Material for this exercise
********************

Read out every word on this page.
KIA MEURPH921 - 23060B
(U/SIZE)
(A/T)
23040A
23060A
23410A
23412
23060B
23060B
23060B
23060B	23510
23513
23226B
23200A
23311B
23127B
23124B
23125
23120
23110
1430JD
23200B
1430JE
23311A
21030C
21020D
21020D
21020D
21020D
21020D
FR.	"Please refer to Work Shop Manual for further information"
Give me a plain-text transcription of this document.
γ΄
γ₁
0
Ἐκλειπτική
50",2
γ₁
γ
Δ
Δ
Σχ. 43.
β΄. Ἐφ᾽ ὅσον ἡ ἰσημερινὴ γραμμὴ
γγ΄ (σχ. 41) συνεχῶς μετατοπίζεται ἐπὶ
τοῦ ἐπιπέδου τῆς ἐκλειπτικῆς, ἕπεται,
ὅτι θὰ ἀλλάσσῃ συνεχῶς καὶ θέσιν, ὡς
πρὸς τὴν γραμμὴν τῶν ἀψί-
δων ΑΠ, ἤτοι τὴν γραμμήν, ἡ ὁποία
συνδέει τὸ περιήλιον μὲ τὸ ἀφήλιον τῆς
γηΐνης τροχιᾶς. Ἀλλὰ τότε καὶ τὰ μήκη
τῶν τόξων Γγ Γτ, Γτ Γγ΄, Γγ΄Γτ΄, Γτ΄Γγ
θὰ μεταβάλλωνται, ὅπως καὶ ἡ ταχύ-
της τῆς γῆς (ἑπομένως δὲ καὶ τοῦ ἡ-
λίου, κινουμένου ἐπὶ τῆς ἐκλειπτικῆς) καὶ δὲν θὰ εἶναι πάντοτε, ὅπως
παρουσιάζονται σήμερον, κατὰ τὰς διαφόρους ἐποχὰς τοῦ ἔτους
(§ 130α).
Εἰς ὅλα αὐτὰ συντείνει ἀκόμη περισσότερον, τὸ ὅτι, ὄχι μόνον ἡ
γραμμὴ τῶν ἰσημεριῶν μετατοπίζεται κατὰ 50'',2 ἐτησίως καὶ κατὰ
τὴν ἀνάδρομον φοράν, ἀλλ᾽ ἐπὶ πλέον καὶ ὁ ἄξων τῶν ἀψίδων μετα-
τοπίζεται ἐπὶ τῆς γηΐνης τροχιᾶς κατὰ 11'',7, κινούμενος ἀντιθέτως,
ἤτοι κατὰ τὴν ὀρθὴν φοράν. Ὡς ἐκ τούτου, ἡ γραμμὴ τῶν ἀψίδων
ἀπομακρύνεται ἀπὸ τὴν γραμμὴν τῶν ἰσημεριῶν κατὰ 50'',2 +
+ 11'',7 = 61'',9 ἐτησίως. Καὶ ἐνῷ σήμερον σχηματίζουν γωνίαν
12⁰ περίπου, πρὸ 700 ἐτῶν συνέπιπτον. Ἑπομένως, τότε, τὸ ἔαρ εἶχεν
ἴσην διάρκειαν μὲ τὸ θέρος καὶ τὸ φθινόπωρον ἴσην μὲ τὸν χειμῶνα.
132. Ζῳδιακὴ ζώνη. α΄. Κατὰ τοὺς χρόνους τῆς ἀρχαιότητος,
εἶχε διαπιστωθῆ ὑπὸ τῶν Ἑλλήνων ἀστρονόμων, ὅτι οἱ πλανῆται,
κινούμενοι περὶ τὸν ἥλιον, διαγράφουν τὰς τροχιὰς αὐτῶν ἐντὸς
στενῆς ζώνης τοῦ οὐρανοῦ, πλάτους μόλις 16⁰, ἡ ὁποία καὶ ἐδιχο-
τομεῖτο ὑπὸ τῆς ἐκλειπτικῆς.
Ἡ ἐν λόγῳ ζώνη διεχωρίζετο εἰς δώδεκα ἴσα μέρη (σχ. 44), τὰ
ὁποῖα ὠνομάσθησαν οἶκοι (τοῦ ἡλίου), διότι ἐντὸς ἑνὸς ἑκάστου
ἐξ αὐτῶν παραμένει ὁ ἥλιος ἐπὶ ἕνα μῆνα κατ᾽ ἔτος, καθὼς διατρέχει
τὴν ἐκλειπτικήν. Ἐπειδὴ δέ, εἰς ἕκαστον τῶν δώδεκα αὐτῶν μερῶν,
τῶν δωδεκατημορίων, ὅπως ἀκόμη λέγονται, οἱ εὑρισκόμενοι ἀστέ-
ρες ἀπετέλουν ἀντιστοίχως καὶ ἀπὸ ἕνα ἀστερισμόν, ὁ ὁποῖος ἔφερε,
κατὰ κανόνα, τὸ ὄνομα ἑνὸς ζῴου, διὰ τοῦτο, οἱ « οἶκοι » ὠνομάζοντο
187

********************

Exercise brief
Select the lines from the entries that include the word "ἀψίδων".

Task output
τὴν ἀνάδρομον φοράν, ἀλλ᾽ ἐπὶ πλέον καὶ ὁ ἄξων τῶν ἀψίδων μετα-
ἤτοι κατὰ τὴν ὀρθὴν φοράν. Ὡς ἐκ τούτου, ἡ γραμμὴ τῶν ἀψίδων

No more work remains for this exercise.